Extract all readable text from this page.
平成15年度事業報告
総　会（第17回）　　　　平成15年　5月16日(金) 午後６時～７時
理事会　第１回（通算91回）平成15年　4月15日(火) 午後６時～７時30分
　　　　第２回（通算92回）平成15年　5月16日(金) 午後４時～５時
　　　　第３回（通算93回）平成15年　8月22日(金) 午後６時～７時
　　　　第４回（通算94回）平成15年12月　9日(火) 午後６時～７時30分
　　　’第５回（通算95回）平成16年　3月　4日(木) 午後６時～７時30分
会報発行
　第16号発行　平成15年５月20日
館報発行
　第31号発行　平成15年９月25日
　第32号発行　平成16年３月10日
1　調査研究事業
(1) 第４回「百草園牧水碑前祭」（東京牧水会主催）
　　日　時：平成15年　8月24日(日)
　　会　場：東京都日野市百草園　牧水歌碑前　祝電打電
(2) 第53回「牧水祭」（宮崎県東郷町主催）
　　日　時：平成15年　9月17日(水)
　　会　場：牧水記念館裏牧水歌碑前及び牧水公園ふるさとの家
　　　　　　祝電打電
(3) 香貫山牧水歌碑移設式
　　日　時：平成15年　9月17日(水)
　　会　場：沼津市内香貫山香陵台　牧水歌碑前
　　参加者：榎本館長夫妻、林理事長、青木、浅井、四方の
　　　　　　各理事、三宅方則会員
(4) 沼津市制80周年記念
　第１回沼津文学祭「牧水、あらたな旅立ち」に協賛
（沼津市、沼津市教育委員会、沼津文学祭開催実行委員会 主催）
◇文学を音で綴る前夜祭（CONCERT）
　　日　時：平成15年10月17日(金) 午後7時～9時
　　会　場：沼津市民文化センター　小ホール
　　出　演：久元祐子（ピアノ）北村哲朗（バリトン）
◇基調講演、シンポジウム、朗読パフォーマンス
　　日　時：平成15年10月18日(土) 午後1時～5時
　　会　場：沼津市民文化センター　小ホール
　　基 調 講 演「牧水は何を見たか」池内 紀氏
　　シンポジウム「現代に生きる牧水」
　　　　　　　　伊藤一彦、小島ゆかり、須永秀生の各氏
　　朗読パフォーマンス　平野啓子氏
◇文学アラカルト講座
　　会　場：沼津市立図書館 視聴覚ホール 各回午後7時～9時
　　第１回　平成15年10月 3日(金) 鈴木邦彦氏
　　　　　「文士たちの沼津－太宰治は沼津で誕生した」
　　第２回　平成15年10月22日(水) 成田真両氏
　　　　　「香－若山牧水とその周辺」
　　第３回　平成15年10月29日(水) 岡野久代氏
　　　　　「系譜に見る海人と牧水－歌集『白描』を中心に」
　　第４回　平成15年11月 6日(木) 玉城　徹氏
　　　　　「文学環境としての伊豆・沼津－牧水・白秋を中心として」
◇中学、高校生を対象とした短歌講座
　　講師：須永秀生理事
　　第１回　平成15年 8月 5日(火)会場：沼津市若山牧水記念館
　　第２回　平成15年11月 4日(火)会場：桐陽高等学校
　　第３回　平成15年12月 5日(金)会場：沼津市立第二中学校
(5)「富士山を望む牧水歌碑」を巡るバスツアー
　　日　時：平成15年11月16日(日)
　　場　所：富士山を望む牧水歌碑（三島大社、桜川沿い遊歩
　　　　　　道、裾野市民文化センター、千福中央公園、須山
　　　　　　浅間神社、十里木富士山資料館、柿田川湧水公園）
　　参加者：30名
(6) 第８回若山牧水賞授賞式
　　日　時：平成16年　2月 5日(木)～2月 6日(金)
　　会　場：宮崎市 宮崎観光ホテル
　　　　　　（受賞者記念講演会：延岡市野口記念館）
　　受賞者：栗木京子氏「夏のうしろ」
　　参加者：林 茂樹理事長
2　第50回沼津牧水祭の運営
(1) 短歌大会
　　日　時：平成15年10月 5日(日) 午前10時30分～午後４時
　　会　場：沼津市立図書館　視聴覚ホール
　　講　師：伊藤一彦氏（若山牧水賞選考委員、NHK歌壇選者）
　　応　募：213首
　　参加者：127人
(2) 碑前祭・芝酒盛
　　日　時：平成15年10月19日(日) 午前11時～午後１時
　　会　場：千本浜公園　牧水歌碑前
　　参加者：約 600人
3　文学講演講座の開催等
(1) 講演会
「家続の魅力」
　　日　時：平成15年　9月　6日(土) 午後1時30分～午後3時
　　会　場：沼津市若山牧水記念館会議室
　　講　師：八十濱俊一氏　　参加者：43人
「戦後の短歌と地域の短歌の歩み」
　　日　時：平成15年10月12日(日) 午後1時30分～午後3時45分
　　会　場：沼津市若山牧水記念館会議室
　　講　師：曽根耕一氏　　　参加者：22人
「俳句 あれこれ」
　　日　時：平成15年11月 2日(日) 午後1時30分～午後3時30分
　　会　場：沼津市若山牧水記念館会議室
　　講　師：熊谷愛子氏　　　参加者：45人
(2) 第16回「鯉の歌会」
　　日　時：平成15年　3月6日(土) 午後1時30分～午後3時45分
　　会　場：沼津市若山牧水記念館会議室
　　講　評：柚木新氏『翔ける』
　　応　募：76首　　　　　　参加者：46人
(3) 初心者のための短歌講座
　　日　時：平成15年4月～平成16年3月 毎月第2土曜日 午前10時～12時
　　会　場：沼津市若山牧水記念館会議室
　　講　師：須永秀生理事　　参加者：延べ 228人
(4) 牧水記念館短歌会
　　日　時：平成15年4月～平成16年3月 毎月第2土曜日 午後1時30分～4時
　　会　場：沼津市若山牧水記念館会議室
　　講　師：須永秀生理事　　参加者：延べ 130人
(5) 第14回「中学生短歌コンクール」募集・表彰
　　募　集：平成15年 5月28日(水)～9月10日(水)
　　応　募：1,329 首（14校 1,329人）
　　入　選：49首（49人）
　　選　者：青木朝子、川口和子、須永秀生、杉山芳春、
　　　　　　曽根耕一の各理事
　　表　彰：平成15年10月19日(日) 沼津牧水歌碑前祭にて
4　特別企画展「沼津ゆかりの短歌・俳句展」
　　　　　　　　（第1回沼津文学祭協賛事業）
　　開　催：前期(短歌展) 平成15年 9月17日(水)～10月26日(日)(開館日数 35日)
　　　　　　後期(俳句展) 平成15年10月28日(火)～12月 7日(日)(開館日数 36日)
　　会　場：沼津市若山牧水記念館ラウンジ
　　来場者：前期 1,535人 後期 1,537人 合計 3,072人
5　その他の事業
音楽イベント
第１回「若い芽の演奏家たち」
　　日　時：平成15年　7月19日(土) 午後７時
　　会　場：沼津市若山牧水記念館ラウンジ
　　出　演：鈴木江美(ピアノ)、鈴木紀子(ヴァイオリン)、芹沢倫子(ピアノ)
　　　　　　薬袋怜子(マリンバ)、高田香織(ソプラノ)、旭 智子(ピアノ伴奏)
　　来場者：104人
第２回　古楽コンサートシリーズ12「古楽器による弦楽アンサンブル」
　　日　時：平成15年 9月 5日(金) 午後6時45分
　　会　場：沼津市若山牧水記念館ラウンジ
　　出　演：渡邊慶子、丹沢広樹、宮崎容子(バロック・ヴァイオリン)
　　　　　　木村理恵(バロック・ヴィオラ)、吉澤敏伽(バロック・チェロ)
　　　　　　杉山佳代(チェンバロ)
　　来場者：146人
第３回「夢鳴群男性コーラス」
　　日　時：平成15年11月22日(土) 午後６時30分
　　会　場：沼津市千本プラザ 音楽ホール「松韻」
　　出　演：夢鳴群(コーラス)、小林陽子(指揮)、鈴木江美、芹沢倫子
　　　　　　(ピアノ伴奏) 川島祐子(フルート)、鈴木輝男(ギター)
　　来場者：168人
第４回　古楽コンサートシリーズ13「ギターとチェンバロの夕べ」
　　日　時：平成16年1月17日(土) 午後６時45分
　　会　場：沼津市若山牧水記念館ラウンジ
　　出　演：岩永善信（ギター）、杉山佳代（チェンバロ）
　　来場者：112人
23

_YOUR OBJECTIVE_
Read through the entries and copy each line in which "ピアノ伴奏" appears.

_FINAL RESULT_
　　　　　　薬袋怜子(マリンバ)、高田香織(ソプラノ)、旭 智子(ピアノ伴奏)
　　　　　　(ピアノ伴奏) 川島祐子(フルート)、鈴木輝男(ギター)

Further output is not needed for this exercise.